Data records:

/---

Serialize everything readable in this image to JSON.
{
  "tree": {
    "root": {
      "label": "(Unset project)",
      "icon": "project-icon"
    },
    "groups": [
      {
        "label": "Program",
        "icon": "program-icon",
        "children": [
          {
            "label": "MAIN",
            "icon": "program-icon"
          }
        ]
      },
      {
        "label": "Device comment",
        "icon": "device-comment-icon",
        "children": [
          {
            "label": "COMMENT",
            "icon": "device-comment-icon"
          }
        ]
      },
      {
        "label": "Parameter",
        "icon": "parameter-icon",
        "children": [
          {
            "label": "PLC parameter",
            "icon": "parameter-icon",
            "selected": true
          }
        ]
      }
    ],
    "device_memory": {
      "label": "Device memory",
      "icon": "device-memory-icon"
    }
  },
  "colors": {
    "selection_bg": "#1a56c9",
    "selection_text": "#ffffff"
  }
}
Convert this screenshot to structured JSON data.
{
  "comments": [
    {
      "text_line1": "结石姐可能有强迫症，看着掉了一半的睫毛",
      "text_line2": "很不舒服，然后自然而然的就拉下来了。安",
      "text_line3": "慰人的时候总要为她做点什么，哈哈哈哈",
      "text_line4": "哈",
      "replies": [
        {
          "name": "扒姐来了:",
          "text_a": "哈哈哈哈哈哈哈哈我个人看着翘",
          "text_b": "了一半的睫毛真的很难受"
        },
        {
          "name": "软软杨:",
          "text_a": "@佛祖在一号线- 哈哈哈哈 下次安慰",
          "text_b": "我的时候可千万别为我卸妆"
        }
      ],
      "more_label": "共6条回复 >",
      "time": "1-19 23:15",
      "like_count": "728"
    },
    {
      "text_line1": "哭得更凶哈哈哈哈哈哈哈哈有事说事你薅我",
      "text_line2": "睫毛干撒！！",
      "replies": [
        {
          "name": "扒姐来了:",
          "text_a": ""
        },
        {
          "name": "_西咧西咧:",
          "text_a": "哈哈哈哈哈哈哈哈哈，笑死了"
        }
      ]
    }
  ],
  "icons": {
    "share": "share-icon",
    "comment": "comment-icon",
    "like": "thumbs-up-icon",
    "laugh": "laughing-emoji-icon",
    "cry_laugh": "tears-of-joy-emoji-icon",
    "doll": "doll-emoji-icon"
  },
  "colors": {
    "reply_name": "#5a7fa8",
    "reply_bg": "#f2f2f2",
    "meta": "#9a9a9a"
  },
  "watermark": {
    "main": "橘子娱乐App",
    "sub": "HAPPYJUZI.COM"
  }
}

\---

Return each entry from above without altering a single character.

• [COMPLETE OUTPUT]
Serialize everything readable in this image to JSON.
{
  "tree": {
    "root": {
      "label": "(Unset project)",
      "icon": "project-icon"
    },
    "groups": [
      {
        "label": "Program",
        "icon": "program-icon",
        "children": [
          {
            "label": "MAIN",
            "icon": "program-icon"
          }
        ]
      },
      {
        "label": "Device comment",
        "icon": "device-comment-icon",
        "children": [
          {
            "label": "COMMENT",
            "icon": "device-comment-icon"
          }
        ]
      },
      {
        "label": "Parameter",
        "icon": "parameter-icon",
        "children": [
          {
            "label": "PLC parameter",
            "icon": "parameter-icon",
            "selected": true
          }
        ]
      }
    ],
    "device_memory": {
      "label": "Device memory",
      "icon": "device-memory-icon"
    }
  },
  "colors": {
    "selection_bg": "#1a56c9",
    "selection_text": "#ffffff"
  }
}
Convert this screenshot to structured JSON data.
{
  "comments": [
    {
      "text_line1": "结石姐可能有强迫症，看着掉了一半的睫毛",
      "text_line2": "很不舒服，然后自然而然的就拉下来了。安",
      "text_line3": "慰人的时候总要为她做点什么，哈哈哈哈",
      "text_line4": "哈",
      "replies": [
        {
          "name": "扒姐来了:",
          "text_a": "哈哈哈哈哈哈哈哈我个人看着翘",
          "text_b": "了一半的睫毛真的很难受"
        },
        {
          "name": "软软杨:",
          "text_a": "@佛祖在一号线- 哈哈哈哈 下次安慰",
          "text_b": "我的时候可千万别为我卸妆"
        }
      ],
      "more_label": "共6条回复 >",
      "time": "1-19 23:15",
      "like_count": "728"
    },
    {
      "text_line1": "哭得更凶哈哈哈哈哈哈哈哈有事说事你薅我",
      "text_line2": "睫毛干撒！！",
      "replies": [
        {
          "name": "扒姐来了:",
          "text_a": ""
        },
        {
          "name": "_西咧西咧:",
          "text_a": "哈哈哈哈哈哈哈哈哈，笑死了"
        }
      ]
    }
  ],
  "icons": {
    "share": "share-icon",
    "comment": "comment-icon",
    "like": "thumbs-up-icon",
    "laugh": "laughing-emoji-icon",
    "cry_laugh": "tears-of-joy-emoji-icon",
    "doll": "doll-emoji-icon"
  },
  "colors": {
    "reply_name": "#5a7fa8",
    "reply_bg": "#f2f2f2",
    "meta": "#9a9a9a"
  },
  "watermark": {
    "main": "橘子娱乐App",
    "sub": "HAPPYJUZI.COM"
  }
}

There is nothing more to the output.